● **Do this**: Retype each record shown below, leaving every character as it is.

● **Data extract**:

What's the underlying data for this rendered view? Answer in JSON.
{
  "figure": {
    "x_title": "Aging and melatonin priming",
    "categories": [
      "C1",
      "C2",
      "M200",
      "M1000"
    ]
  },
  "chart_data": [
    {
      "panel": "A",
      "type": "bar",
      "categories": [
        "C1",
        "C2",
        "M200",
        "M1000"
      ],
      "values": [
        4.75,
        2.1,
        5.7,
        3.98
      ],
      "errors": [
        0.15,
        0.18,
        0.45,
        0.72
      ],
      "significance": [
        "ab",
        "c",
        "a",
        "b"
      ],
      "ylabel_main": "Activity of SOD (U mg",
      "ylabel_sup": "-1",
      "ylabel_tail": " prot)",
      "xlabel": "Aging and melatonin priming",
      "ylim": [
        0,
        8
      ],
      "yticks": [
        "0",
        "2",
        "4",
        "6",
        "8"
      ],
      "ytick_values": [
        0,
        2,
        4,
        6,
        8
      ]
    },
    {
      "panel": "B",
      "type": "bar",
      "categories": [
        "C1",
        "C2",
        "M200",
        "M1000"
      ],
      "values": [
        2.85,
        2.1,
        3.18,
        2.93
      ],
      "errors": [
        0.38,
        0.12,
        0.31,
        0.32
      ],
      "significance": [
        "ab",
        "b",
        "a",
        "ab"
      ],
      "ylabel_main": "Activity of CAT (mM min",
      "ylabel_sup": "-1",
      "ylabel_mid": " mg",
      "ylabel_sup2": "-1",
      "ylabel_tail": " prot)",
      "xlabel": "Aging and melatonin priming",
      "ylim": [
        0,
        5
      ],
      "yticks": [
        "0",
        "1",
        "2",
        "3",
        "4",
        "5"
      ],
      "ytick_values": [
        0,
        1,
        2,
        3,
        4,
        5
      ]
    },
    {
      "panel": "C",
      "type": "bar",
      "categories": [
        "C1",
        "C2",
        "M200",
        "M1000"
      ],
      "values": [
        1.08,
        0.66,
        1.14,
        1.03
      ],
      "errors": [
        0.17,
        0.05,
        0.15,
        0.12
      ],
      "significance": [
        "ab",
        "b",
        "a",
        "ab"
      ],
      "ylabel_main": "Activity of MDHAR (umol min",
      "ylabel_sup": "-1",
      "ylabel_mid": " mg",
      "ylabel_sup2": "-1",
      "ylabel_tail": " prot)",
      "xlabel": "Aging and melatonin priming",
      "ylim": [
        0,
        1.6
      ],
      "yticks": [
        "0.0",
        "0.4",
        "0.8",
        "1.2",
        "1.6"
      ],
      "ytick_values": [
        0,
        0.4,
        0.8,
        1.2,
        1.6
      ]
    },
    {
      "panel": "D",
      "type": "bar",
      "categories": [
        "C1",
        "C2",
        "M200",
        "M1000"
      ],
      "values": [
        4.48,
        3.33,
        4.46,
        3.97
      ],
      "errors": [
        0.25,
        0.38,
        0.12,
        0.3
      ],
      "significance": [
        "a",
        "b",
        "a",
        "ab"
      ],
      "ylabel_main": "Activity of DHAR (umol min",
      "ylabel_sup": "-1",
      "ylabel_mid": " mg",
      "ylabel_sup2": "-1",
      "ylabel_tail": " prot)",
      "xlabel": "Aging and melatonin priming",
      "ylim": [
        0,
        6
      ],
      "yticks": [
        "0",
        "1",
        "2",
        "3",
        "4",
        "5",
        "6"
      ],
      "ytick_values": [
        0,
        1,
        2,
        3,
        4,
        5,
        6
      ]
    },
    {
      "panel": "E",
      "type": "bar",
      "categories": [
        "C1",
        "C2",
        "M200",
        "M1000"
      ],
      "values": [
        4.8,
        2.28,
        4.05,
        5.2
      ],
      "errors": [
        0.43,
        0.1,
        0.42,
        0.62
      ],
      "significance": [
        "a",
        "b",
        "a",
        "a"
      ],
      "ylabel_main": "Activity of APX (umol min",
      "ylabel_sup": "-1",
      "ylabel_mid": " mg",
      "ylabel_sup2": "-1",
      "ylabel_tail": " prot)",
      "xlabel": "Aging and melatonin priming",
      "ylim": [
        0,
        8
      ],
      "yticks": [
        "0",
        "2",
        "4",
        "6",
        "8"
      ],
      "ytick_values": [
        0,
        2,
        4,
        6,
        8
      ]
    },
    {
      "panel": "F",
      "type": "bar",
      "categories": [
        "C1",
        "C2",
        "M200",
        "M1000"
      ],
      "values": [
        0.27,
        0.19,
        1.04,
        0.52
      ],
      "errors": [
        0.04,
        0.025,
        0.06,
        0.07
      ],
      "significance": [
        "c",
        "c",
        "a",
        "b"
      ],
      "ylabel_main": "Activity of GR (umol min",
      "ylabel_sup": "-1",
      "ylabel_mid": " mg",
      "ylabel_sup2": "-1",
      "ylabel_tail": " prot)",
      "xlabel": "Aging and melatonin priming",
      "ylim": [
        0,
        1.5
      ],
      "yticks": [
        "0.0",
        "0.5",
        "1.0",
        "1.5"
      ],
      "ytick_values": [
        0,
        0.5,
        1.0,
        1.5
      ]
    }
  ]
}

● **Answer for this exercise**:
What's the underlying data for this rendered view? Answer in JSON.
{
  "figure": {
    "x_title": "Aging and melatonin priming",
    "categories": [
      "C1",
      "C2",
      "M200",
      "M1000"
    ]
  },
  "chart_data": [
    {
      "panel": "A",
      "type": "bar",
      "categories": [
        "C1",
        "C2",
        "M200",
        "M1000"
      ],
      "values": [
        4.75,
        2.1,
        5.7,
        3.98
      ],
      "errors": [
        0.15,
        0.18,
        0.45,
        0.72
      ],
      "significance": [
        "ab",
        "c",
        "a",
        "b"
      ],
      "ylabel_main": "Activity of SOD (U mg",
      "ylabel_sup": "-1",
      "ylabel_tail": " prot)",
      "xlabel": "Aging and melatonin priming",
      "ylim": [
        0,
        8
      ],
      "yticks": [
        "0",
        "2",
        "4",
        "6",
        "8"
      ],
      "ytick_values": [
        0,
        2,
        4,
        6,
        8
      ]
    },
    {
      "panel": "B",
      "type": "bar",
      "categories": [
        "C1",
        "C2",
        "M200",
        "M1000"
      ],
      "values": [
        2.85,
        2.1,
        3.18,
        2.93
      ],
      "errors": [
        0.38,
        0.12,
        0.31,
        0.32
      ],
      "significance": [
        "ab",
        "b",
        "a",
        "ab"
      ],
      "ylabel_main": "Activity of CAT (mM min",
      "ylabel_sup": "-1",
      "ylabel_mid": " mg",
      "ylabel_sup2": "-1",
      "ylabel_tail": " prot)",
      "xlabel": "Aging and melatonin priming",
      "ylim": [
        0,
        5
      ],
      "yticks": [
        "0",
        "1",
        "2",
        "3",
        "4",
        "5"
      ],
      "ytick_values": [
        0,
        1,
        2,
        3,
        4,
        5
      ]
    },
    {
      "panel": "C",
      "type": "bar",
      "categories": [
        "C1",
        "C2",
        "M200",
        "M1000"
      ],
      "values": [
        1.08,
        0.66,
        1.14,
        1.03
      ],
      "errors": [
        0.17,
        0.05,
        0.15,
        0.12
      ],
      "significance": [
        "ab",
        "b",
        "a",
        "ab"
      ],
      "ylabel_main": "Activity of MDHAR (umol min",
      "ylabel_sup": "-1",
      "ylabel_mid": " mg",
      "ylabel_sup2": "-1",
      "ylabel_tail": " prot)",
      "xlabel": "Aging and melatonin priming",
      "ylim": [
        0,
        1.6
      ],
      "yticks": [
        "0.0",
        "0.4",
        "0.8",
        "1.2",
        "1.6"
      ],
      "ytick_values": [
        0,
        0.4,
        0.8,
        1.2,
        1.6
      ]
    },
    {
      "panel": "D",
      "type": "bar",
      "categories": [
        "C1",
        "C2",
        "M200",
        "M1000"
      ],
      "values": [
        4.48,
        3.33,
        4.46,
        3.97
      ],
      "errors": [
        0.25,
        0.38,
        0.12,
        0.3
      ],
      "significance": [
        "a",
        "b",
        "a",
        "ab"
      ],
      "ylabel_main": "Activity of DHAR (umol min",
      "ylabel_sup": "-1",
      "ylabel_mid": " mg",
      "ylabel_sup2": "-1",
      "ylabel_tail": " prot)",
      "xlabel": "Aging and melatonin priming",
      "ylim": [
        0,
        6
      ],
      "yticks": [
        "0",
        "1",
        "2",
        "3",
        "4",
        "5",
        "6"
      ],
      "ytick_values": [
        0,
        1,
        2,
        3,
        4,
        5,
        6
      ]
    },
    {
      "panel": "E",
      "type": "bar",
      "categories": [
        "C1",
        "C2",
        "M200",
        "M1000"
      ],
      "values": [
        4.8,
        2.28,
        4.05,
        5.2
      ],
      "errors": [
        0.43,
        0.1,
        0.42,
        0.62
      ],
      "significance": [
        "a",
        "b",
        "a",
        "a"
      ],
      "ylabel_main": "Activity of APX (umol min",
      "ylabel_sup": "-1",
      "ylabel_mid": " mg",
      "ylabel_sup2": "-1",
      "ylabel_tail": " prot)",
      "xlabel": "Aging and melatonin priming",
      "ylim": [
        0,
        8
      ],
      "yticks": [
        "0",
        "2",
        "4",
        "6",
        "8"
      ],
      "ytick_values": [
        0,
        2,
        4,
        6,
        8
      ]
    },
    {
      "panel": "F",
      "type": "bar",
      "categories": [
        "C1",
        "C2",
        "M200",
        "M1000"
      ],
      "values": [
        0.27,
        0.19,
        1.04,
        0.52
      ],
      "errors": [
        0.04,
        0.025,
        0.06,
        0.07
      ],
      "significance": [
        "c",
        "c",
        "a",
        "b"
      ],
      "ylabel_main": "Activity of GR (umol min",
      "ylabel_sup": "-1",
      "ylabel_mid": " mg",
      "ylabel_sup2": "-1",
      "ylabel_tail": " prot)",
      "xlabel": "Aging and melatonin priming",
      "ylim": [
        0,
        1.5
      ],
      "yticks": [
        "0.0",
        "0.5",
        "1.0",
        "1.5"
      ],
      "ytick_values": [
        0,
        0.5,
        1.0,
        1.5
      ]
    }
  ]
}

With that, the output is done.